# Work to do:
Pick out all lines of the entries that include the word "having" and copy them.

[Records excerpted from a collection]
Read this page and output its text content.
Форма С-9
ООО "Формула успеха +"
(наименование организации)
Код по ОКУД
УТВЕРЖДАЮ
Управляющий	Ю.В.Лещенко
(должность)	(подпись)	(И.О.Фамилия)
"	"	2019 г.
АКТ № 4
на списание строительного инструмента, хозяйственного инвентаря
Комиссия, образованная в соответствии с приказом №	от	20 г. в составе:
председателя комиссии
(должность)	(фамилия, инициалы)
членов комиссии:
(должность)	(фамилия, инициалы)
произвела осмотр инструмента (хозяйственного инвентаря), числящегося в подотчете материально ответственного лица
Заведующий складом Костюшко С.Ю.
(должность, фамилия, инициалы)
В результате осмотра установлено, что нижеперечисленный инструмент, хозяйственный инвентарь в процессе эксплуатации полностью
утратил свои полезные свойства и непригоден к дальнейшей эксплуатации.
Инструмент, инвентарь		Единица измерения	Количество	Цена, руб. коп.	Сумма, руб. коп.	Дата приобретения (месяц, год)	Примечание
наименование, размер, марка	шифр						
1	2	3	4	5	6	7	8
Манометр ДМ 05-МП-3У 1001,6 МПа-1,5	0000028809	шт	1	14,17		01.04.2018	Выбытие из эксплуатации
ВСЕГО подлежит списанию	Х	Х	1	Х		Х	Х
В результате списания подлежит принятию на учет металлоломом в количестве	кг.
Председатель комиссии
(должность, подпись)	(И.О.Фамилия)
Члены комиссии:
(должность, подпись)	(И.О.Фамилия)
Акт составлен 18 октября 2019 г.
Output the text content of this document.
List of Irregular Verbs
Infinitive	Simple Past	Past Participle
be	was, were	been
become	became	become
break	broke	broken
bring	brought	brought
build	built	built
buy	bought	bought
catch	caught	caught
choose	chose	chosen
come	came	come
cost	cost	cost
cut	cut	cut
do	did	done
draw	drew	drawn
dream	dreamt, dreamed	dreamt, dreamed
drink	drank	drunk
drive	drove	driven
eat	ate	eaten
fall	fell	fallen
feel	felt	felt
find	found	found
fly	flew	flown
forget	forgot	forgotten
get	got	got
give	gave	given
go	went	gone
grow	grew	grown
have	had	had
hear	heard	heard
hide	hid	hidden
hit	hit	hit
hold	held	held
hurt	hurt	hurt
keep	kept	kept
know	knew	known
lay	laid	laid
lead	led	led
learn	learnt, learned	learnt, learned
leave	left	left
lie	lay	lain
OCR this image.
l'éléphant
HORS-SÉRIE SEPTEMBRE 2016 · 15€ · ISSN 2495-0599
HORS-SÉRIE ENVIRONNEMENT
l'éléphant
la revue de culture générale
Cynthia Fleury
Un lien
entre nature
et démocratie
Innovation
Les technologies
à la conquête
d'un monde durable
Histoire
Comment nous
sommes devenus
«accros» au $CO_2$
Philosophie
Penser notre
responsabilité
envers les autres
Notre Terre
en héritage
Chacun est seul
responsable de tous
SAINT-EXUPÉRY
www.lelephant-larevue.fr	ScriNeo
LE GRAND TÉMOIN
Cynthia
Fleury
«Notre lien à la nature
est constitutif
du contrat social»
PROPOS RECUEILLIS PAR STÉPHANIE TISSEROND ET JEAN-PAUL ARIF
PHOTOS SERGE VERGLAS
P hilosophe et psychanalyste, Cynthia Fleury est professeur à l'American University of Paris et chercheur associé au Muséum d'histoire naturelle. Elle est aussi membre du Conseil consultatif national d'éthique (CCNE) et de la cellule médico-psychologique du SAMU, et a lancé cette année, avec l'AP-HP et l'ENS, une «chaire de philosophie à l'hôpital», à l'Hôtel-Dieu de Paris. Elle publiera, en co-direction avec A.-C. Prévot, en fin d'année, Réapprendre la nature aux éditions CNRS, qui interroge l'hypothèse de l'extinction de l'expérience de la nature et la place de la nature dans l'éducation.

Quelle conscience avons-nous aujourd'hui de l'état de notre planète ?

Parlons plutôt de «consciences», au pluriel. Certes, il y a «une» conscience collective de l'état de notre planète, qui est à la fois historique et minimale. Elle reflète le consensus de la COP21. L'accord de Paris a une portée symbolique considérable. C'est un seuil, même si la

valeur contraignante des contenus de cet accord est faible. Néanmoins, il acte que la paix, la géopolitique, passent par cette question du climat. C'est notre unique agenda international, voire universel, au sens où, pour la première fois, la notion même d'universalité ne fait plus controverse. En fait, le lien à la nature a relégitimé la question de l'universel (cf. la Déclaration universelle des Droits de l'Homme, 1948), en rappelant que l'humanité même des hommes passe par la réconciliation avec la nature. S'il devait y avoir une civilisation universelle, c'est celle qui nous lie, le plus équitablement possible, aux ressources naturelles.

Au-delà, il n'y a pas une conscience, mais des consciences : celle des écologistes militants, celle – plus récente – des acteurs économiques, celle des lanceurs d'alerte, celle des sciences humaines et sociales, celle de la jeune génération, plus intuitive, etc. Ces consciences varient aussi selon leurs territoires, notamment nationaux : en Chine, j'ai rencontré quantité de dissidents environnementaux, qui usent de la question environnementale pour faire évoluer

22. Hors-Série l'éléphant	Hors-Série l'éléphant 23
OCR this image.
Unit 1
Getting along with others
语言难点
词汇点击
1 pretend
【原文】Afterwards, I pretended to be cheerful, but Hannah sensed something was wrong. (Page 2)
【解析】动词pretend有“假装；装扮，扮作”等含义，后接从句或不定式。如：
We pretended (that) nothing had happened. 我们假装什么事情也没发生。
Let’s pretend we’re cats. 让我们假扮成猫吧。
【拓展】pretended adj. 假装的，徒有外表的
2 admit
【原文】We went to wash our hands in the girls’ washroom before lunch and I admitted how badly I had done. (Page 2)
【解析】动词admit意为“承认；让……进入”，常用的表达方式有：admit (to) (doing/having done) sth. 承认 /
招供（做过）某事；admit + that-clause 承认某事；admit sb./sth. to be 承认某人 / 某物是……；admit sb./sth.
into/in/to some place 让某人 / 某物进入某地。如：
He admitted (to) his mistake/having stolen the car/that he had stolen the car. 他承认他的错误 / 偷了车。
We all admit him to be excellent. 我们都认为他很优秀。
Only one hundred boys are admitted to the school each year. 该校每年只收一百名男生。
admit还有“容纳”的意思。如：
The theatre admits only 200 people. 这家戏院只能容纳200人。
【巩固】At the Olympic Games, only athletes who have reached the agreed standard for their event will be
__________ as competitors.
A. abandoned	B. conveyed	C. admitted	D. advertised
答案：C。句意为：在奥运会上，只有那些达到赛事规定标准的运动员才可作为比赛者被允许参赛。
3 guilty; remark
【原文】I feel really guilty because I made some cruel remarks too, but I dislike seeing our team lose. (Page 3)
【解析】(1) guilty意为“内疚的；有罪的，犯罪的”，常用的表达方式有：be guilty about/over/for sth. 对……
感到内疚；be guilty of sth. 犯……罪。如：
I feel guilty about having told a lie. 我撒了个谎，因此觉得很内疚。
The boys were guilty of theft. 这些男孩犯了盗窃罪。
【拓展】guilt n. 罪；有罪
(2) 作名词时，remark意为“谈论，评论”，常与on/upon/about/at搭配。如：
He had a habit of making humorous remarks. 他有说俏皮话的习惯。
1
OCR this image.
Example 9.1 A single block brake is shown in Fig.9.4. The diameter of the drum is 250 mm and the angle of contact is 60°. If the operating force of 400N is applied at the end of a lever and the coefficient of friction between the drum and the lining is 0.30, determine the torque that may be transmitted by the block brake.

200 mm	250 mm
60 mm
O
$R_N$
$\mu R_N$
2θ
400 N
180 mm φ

# Solution to the problem:
【解析】动词admit意为“承认；让……进入”，常用的表达方式有：admit (to) (doing/having done) sth. 承认 /
He admitted (to) his mistake/having stolen the car/that he had stolen the car. 他承认他的错误 / 偷了车。
I feel guilty about having told a lie. 我撒了个谎，因此觉得很内疚。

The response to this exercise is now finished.